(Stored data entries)
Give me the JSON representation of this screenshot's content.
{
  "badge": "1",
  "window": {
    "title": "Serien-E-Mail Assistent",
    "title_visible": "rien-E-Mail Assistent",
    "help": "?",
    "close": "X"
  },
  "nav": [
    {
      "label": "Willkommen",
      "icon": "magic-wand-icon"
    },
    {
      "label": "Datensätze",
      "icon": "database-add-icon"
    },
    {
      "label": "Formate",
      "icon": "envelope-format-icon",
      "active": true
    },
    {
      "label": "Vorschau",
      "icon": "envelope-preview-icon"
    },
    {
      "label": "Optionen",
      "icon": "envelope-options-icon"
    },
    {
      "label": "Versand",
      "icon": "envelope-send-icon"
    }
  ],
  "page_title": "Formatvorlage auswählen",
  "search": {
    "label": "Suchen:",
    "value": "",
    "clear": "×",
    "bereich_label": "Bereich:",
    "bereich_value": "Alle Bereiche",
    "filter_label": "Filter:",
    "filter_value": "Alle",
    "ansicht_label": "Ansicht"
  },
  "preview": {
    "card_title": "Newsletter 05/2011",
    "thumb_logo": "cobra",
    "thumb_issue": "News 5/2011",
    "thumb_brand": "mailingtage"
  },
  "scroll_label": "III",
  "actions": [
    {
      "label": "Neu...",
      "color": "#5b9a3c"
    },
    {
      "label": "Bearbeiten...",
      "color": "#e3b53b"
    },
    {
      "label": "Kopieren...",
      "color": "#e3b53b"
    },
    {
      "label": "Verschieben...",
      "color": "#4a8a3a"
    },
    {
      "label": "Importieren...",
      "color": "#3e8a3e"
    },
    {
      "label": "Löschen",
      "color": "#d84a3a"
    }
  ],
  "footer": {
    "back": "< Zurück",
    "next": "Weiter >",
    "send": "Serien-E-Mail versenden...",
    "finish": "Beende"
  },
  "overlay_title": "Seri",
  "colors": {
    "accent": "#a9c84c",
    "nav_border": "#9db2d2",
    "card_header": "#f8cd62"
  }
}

> **WHAT IS EXPECTED**:
Using the listing above, pull out all lines that hold the word "envelope".

> **EXPECTED ANSWER**:
      "icon": "envelope-format-icon",
      "icon": "envelope-preview-icon"
      "icon": "envelope-options-icon"
      "icon": "envelope-send-icon"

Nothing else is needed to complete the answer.